- _PROBLEM TO WORK ON_
Give only the number of lines that include the string "screenshot".

- _EXCERPTED DATA_
★ ★ ★ ★ ★ ★ ★

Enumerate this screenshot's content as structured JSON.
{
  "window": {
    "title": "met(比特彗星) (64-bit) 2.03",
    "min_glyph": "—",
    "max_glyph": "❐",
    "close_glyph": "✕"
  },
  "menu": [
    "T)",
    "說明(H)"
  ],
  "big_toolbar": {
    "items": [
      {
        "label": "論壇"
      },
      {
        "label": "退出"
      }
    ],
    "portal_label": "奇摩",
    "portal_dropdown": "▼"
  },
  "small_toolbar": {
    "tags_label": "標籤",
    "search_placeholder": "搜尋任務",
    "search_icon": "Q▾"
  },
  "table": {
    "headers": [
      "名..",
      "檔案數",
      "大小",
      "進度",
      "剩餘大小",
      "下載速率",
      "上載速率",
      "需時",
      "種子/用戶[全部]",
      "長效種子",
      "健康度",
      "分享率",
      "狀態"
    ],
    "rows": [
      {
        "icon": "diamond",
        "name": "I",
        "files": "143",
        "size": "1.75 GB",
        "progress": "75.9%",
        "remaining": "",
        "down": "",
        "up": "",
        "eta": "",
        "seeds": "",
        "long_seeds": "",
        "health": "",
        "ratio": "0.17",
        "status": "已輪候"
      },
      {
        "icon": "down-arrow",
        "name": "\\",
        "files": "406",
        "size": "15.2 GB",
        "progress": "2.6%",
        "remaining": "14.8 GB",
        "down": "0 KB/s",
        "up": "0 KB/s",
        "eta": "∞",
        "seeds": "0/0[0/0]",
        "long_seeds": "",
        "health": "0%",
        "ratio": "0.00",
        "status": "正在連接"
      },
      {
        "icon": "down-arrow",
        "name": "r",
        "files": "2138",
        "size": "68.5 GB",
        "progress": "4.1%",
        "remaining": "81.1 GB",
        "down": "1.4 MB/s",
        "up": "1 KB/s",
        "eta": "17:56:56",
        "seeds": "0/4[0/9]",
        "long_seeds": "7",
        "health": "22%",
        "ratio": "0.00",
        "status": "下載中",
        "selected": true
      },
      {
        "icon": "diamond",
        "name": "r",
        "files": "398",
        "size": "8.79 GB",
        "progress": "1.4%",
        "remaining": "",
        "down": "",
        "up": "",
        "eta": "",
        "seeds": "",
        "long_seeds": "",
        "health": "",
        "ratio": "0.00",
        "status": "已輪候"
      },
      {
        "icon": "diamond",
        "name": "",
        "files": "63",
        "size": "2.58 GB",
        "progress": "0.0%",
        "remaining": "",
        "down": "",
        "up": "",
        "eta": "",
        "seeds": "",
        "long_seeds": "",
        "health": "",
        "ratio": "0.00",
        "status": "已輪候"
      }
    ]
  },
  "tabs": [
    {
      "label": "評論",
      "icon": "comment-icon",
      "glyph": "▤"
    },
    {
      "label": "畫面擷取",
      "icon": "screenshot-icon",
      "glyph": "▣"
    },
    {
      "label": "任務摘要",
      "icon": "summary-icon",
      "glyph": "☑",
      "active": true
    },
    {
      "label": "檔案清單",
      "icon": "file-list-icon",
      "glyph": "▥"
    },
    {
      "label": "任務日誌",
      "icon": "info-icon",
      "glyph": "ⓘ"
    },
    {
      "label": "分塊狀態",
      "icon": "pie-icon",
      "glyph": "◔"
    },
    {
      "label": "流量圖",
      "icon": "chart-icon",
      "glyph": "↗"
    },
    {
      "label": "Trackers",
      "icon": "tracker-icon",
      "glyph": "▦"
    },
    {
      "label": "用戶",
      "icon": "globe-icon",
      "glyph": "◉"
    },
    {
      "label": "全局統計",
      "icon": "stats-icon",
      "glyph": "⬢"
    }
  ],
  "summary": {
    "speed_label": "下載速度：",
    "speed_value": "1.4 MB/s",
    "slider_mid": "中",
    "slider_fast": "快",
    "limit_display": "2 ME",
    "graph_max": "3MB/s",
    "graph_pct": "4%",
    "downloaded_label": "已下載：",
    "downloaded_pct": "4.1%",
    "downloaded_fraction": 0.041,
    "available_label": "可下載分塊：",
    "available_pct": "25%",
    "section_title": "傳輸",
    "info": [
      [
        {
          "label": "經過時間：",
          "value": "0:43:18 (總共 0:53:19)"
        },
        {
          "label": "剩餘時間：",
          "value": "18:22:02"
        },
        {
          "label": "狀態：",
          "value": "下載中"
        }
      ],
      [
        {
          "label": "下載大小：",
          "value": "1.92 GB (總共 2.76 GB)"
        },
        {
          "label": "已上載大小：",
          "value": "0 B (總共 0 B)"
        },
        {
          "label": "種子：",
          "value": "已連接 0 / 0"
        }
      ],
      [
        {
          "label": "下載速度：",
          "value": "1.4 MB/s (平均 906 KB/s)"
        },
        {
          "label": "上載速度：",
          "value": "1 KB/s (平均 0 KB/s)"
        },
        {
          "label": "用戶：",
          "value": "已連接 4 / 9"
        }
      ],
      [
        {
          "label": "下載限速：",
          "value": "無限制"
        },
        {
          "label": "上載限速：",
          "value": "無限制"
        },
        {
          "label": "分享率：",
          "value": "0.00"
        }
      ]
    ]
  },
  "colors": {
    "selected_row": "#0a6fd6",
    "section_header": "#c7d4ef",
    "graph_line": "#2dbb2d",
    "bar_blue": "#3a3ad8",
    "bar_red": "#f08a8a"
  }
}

★ ★ ★ ★ ★ ★ ★

- _TASK ANSWER_
2